[BEGIN]

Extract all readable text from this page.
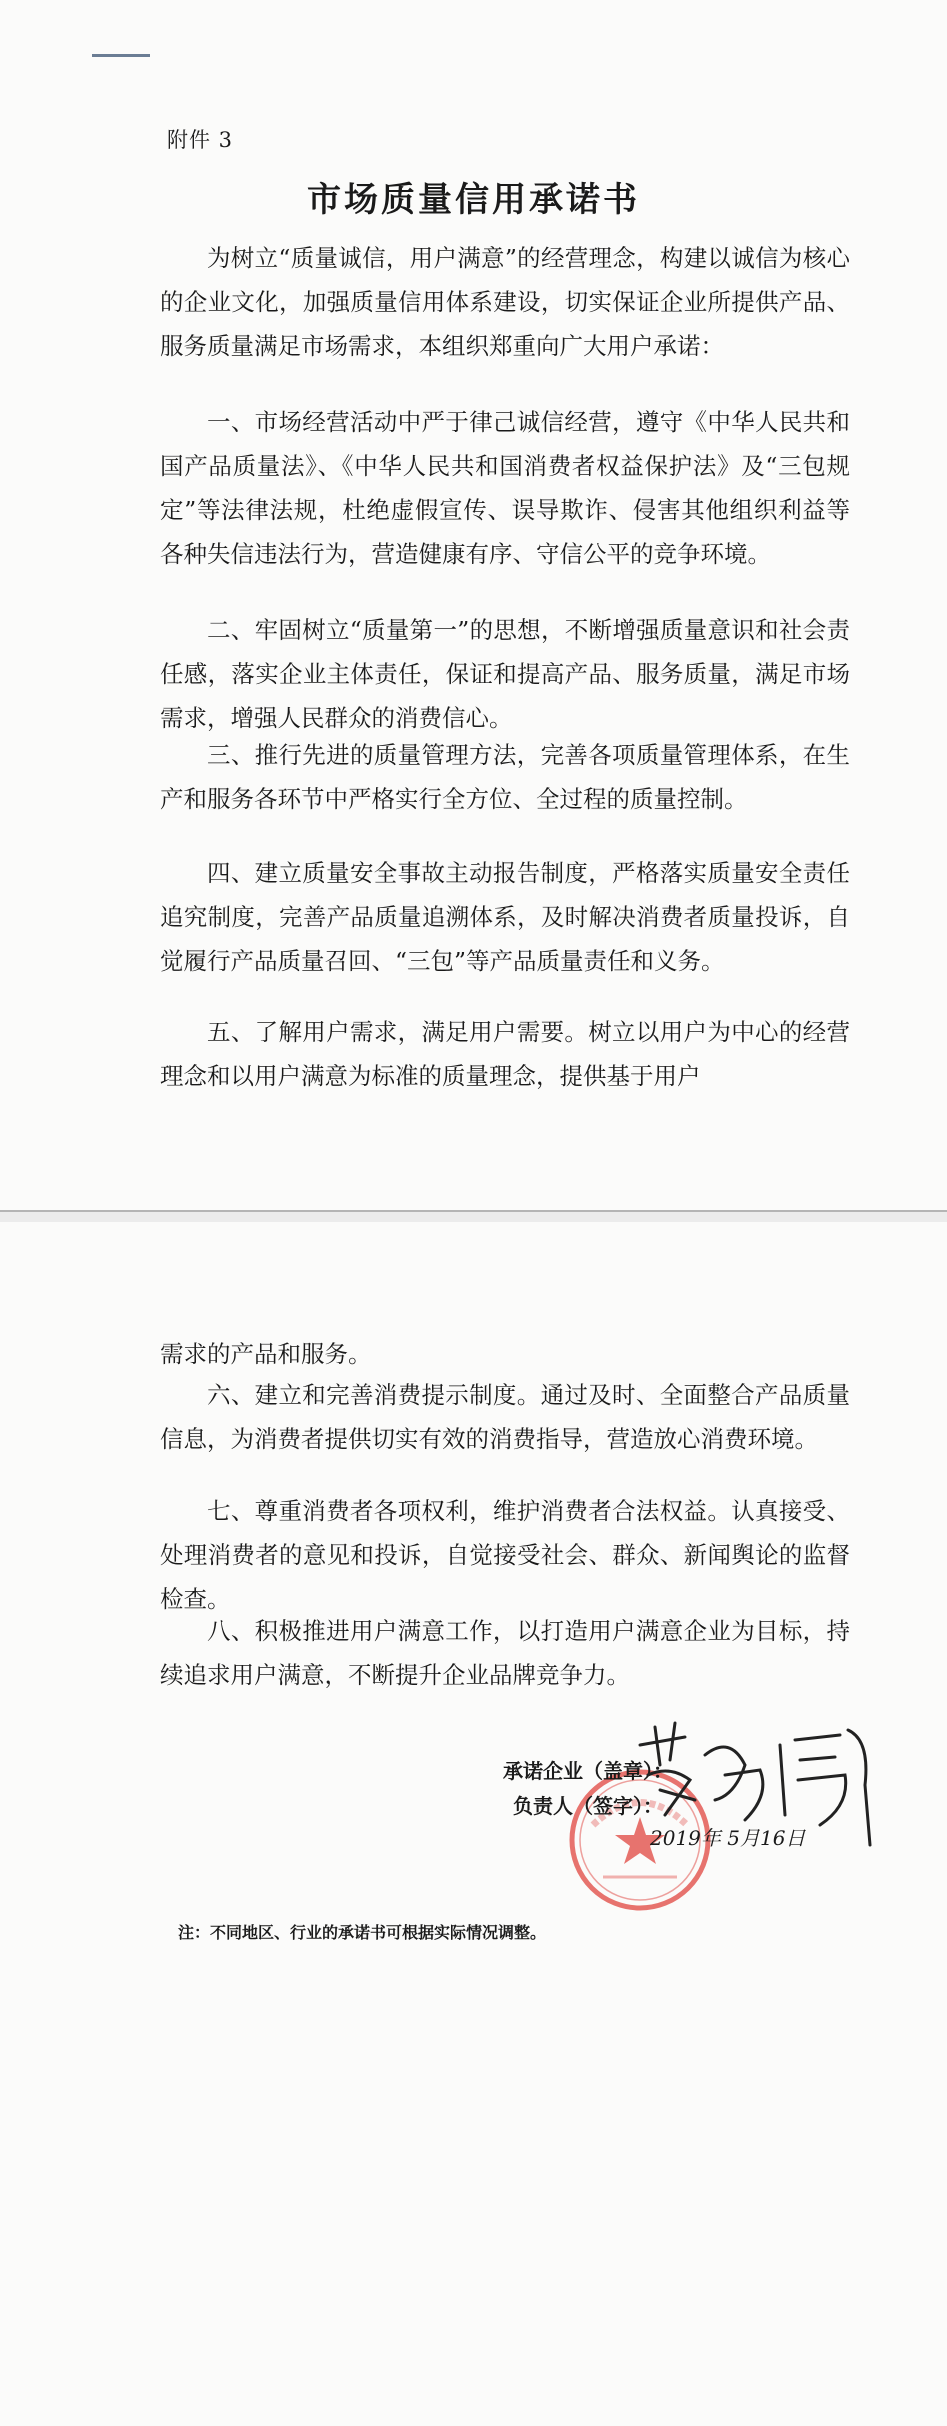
附件 3
市场质量信用承诺书
为树立“质量诚信，用户满意”的经营理念，构建以诚信为核心的企业文化，加强质量信用体系建设，切实保证企业所提供产品、服务质量满足市场需求，本组织郑重向广大用户承诺：
一、市场经营活动中严于律己诚信经营，遵守《中华人民共和国产品质量法》、《中华人民共和国消费者权益保护法》及“三包规定”等法律法规，杜绝虚假宣传、误导欺诈、侵害其他组织利益等各种失信违法行为，营造健康有序、守信公平的竞争环境。
二、牢固树立“质量第一”的思想，不断增强质量意识和社会责任感，落实企业主体责任，保证和提高产品、服务质量，满足市场需求，增强人民群众的消费信心。
三、推行先进的质量管理方法，完善各项质量管理体系，在生产和服务各环节中严格实行全方位、全过程的质量控制。
四、建立质量安全事故主动报告制度，严格落实质量安全责任追究制度，完善产品质量追溯体系，及时解决消费者质量投诉，自觉履行产品质量召回、“三包”等产品质量责任和义务。
五、了解用户需求，满足用户需要。树立以用户为中心的经营理念和以用户满意为标准的质量理念，提供基于用户
需求的产品和服务。
六、建立和完善消费提示制度。通过及时、全面整合产品质量信息，为消费者提供切实有效的消费指导，营造放心消费环境。
七、尊重消费者各项权利，维护消费者合法权益。认真接受、处理消费者的意见和投诉，自觉接受社会、群众、新闻舆论的监督检查。
八、积极推进用户满意工作，以打造用户满意企业为目标，持续追求用户满意，不断提升企业品牌竞争力。
承诺企业（盖章）：
负责人（签字）：
2019年 5月16日
注：不同地区、行业的承诺书可根据实际情况调整。
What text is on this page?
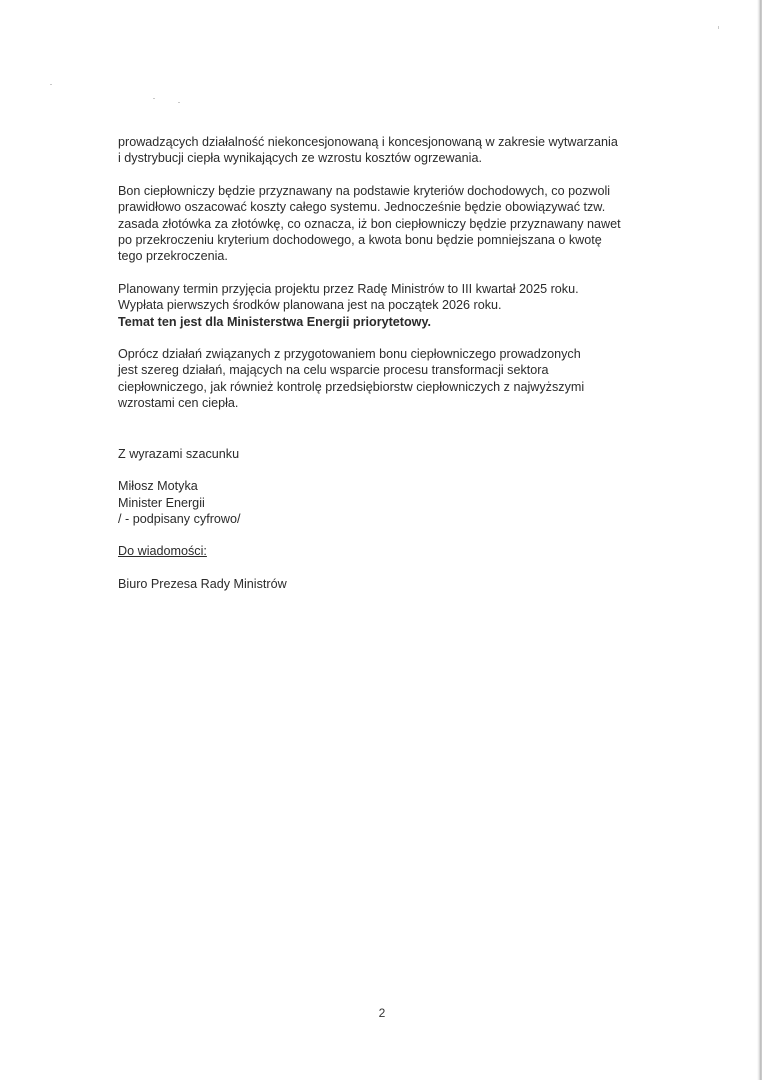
prowadzących działalność niekoncesjonowaną i koncesjonowaną w zakresie wytwarzania
i dystrybucji ciepła wynikających ze wzrostu kosztów ogrzewania.

Bon ciepłowniczy będzie przyznawany na podstawie kryteriów dochodowych, co pozwoli
prawidłowo oszacować koszty całego systemu. Jednocześnie będzie obowiązywać tzw.
zasada złotówka za złotówkę, co oznacza, iż bon ciepłowniczy będzie przyznawany nawet
po przekroczeniu kryterium dochodowego, a kwota bonu będzie pomniejszana o kwotę
tego przekroczenia.

Planowany termin przyjęcia projektu przez Radę Ministrów to III kwartał 2025 roku.
Wypłata pierwszych środków planowana jest na początek 2026 roku.
Temat ten jest dla Ministerstwa Energii priorytetowy.

Oprócz działań związanych z przygotowaniem bonu ciepłowniczego prowadzonych
jest szereg działań, mających na celu wsparcie procesu transformacji sektora
ciepłowniczego, jak również kontrolę przedsiębiorstw ciepłowniczych z najwyższymi
wzrostami cen ciepła.

Z wyrazami szacunku

Miłosz Motyka
Minister Energii
/ - podpisany cyfrowo/

Do wiadomości:

Biuro Prezesa Rady Ministrów

2
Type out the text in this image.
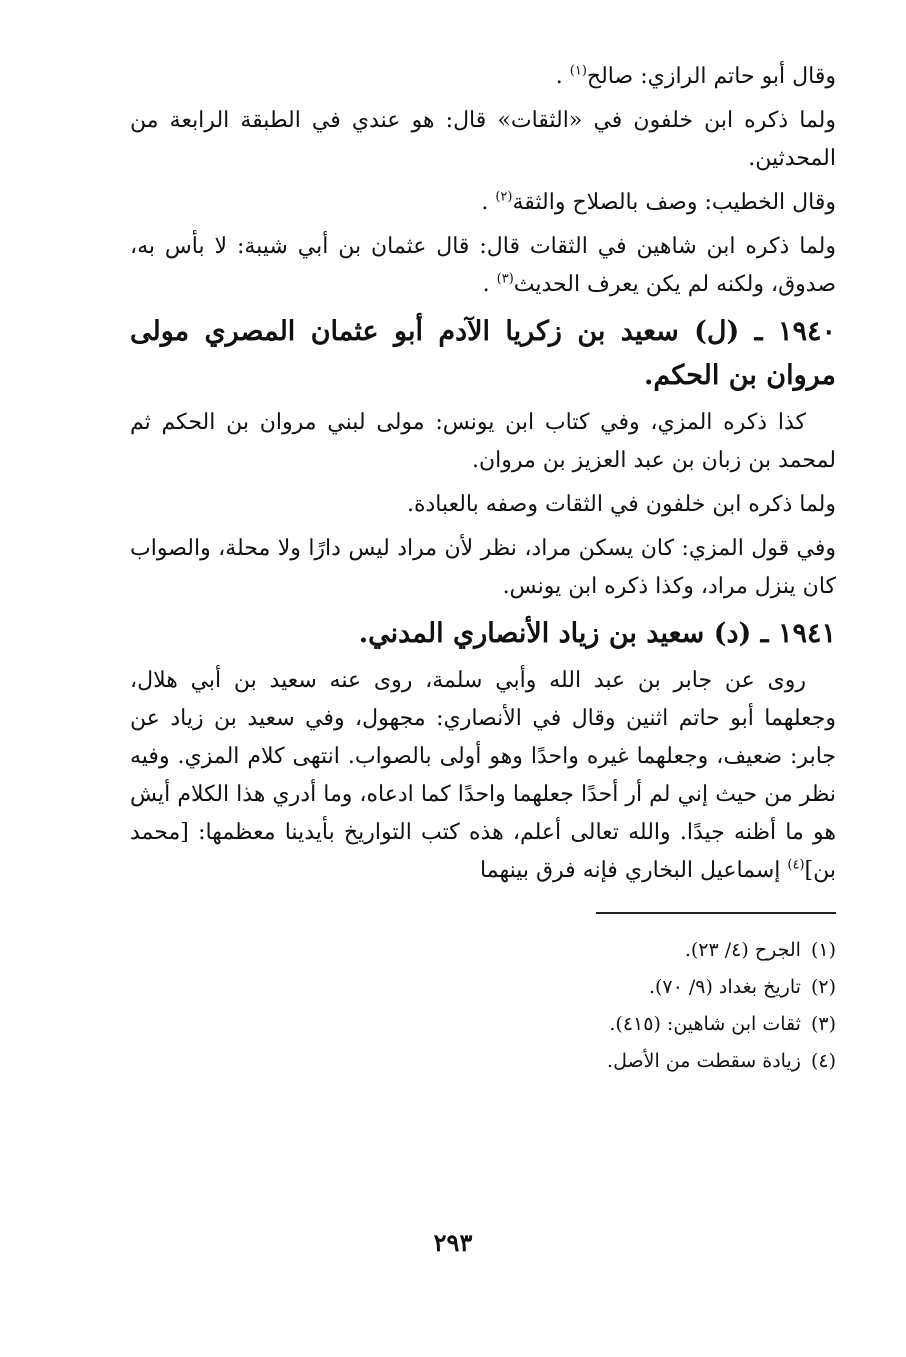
وقال أبو حاتم الرازي: صالح$^{(١)}$ .

ولما ذكره ابن خلفون في «الثقات» قال: هو عندي في الطبقة الرابعة من المحدثين.

وقال الخطيب: وصف بالصلاح والثقة$^{(٢)}$ .

ولما ذكره ابن شاهين في الثقات قال: قال عثمان بن أبي شيبة: لا بأس به، صدوق، ولكنه لم يكن يعرف الحديث$^{(٣)}$ .

١٩٤٠ ـ (ل) سعيد بن زكريا الآدم أبو عثمان المصري مولى مروان بن الحكم.

كذا ذكره المزي، وفي كتاب ابن يونس: مولى لبني مروان بن الحكم ثم لمحمد بن زبان بن عبد العزيز بن مروان.

ولما ذكره ابن خلفون في الثقات وصفه بالعبادة.

وفي قول المزي: كان يسكن مراد، نظر لأن مراد ليس دارًا ولا محلة، والصواب كان ينزل مراد، وكذا ذكره ابن يونس.

١٩٤١ ـ (د) سعيد بن زياد الأنصاري المدني.

روى عن جابر بن عبد الله وأبي سلمة، روى عنه سعيد بن أبي هلال، وجعلهما أبو حاتم اثنين وقال في الأنصاري: مجهول، وفي سعيد بن زياد عن جابر: ضعيف، وجعلهما غيره واحدًا وهو أولى بالصواب. انتهى كلام المزي. وفيه نظر من حيث إني لم أر أحدًا جعلهما واحدًا كما ادعاه، وما أدري هذا الكلام أيش هو ما أظنه جيدًا. والله تعالى أعلم، هذه كتب التواريخ بأيدينا معظمها: [محمد بن]$^{(٤)}$ إسماعيل البخاري فإنه فرق بينهما

(١)الجرح (٤/ ٢٣).
(٢)تاريخ بغداد (٩/ ٧٠).
(٣)ثقات ابن شاهين: (٤١٥).
(٤)زيادة سقطت من الأصل.
٢٩٣
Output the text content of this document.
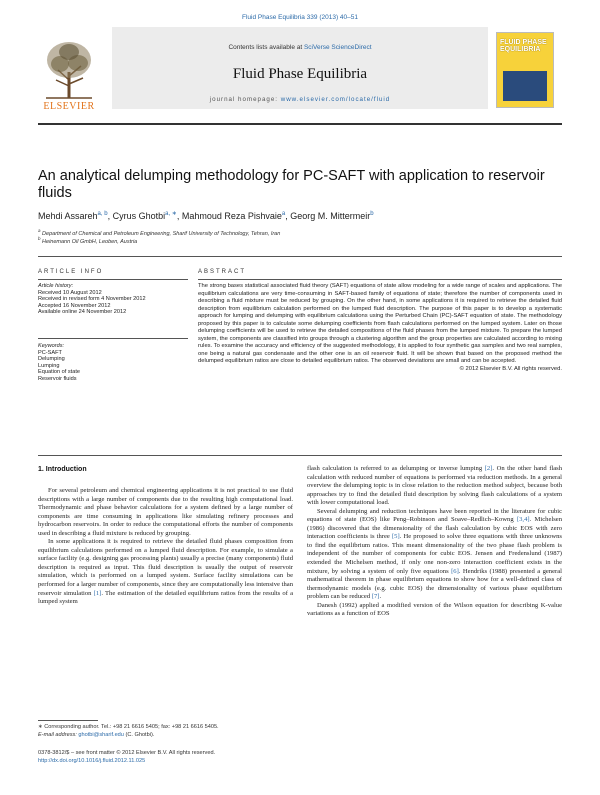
Fluid Phase Equilibria 339 (2013) 40–51
Contents lists available at SciVerse ScienceDirect
Fluid Phase Equilibria
journal homepage: www.elsevier.com/locate/fluid
ELSEVIER
FLUID PHASE EQUILIBRIA
An analytical delumping methodology for PC-SAFT with application to reservoir fluids
Mehdi Assareh$^{a, b}$, Cyrus Ghotbi$^{a, ∗}$, Mahmoud Reza Pishvaie$^a$, Georg M. Mittermeir$^b$
$^a$ Department of Chemical and Petroleum Engineering, Sharif University of Technology, Tehran, Iran
$^b$ Heinemann Oil GmbH, Leoben, Austria
ARTICLE INFO	ABSTRACT
Article history:
Received 10 August 2012
Received in revised form 4 November 2012
Accepted 16 November 2012
Available online 24 November 2012
Keywords:
PC-SAFT
Delumping
Lumping
Equation of state
Reservoir fluids
The strong bases statistical associated fluid theory (SAFT) equations of state allow modeling for a wide range of scales and applications. The equilibrium calculations are very time-consuming in SAFT-based family of equations of state; therefore the number of components used in describing a fluid mixture must be reduced by grouping. On the other hand, in some applications it is required to retrieve the detailed fluid description from equilibrium calculation performed on the lumped fluid description. The purpose of this paper is to develop a systematic approach for lumping and delumping with equilibrium calculations using the Perturbed Chain (PC)-SAFT equation of state. The methodology proposed by this paper is to calculate some delumping coefficients from flash calculations performed on the lumped system. Later on those delumping coefficients will be used to retrieve the detailed compositions of the fluid phases from the lumped mixture. To prepare the lumped system, the components are classified into groups through a clustering algorithm and the group properties are calculated according to mixing rules. To examine the accuracy and efficiency of the suggested methodology, it is applied to four synthetic gas samples and two real samples, one being a natural gas condensate and the other one is an oil reservoir fluid. It will be shown that based on the proposed method the delumped equilibrium ratios are close to detailed equilibrium ratios. The observed deviations are small and can be accepted.
© 2012 Elsevier B.V. All rights reserved.
1. Introduction

For several petroleum and chemical engineering applications it is not practical to use fluid descriptions with a large number of components due to the resulting high computational load. Thermodynamic and phase behavior calculations for a system defined by a large number of components are time consuming in applications like simulating refinery processes and hydrocarbon reservoirs. In order to reduce the computational efforts the number of components used in describing a fluid mixture is reduced by grouping.

In some applications it is required to retrieve the detailed fluid phases composition from equilibrium calculations performed on a lumped fluid description. For example, to simulate a surface facility (e.g. designing gas processing plants) usually a precise (many components) fluid description is required as input. This fluid description is usually the output of reservoir simulation, which is performed on a lumped system. Surface facility simulations can be performed for a larger number of components, since they are computationally less intensive than reservoir simulation [1]. The estimation of the detailed equilibrium ratios from the results of a lumped system

flash calculation is referred to as delumping or inverse lumping [2]. On the other hand flash calculation with reduced number of equations is performed via reduction methods. In a general overview the delumping topic is in close relation to the reduction method subject, because both approaches try to find the detailed fluid description by solving flash calculations of a system with lower computational load.

Several delumping and reduction techniques have been reported in the literature for cubic equations of state (EOS) like Peng–Robinson and Soave–Redlich–Kowng [3,4]. Michelsen (1986) discovered that the dimensionality of the flash calculation by cubic EOS with zero interaction coefficients is three [5]. He proposed to solve three equations with three unknowns to find the equilibrium ratios. This meant dimensionality of the two phase flash problem is independent of the number of components for cubic EOS. Jensen and Fredenslund (1987) extended the Michelsen method, if only one non-zero interaction coefficient exists in the mixture, by solving a system of only five equations [6]. Hendriks (1988) presented a general mathematical theorem in phase equilibrium equations to show how for a well-defined class of thermodynamic models (e.g. cubic EOS) the dimensionality of various phase equilibrium problem can be reduced [7].

Danesh (1992) applied a modified version of the Wilson equation for describing K-value variations as a function of EOS

∗ Corresponding author. Tel.: +98 21 6616 5405; fax: +98 21 6616 5405.
E-mail address: ghotbi@sharif.edu (C. Ghotbi).
0378-3812/$ – see front matter © 2012 Elsevier B.V. All rights reserved.
http://dx.doi.org/10.1016/j.fluid.2012.11.025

[END]

Where a line holds the string "ciepła", copy that line.

Full output:
i dystrybucji ciepła wynikających ze wzrostu kosztów ogrzewania.
wzrostami cen ciepła.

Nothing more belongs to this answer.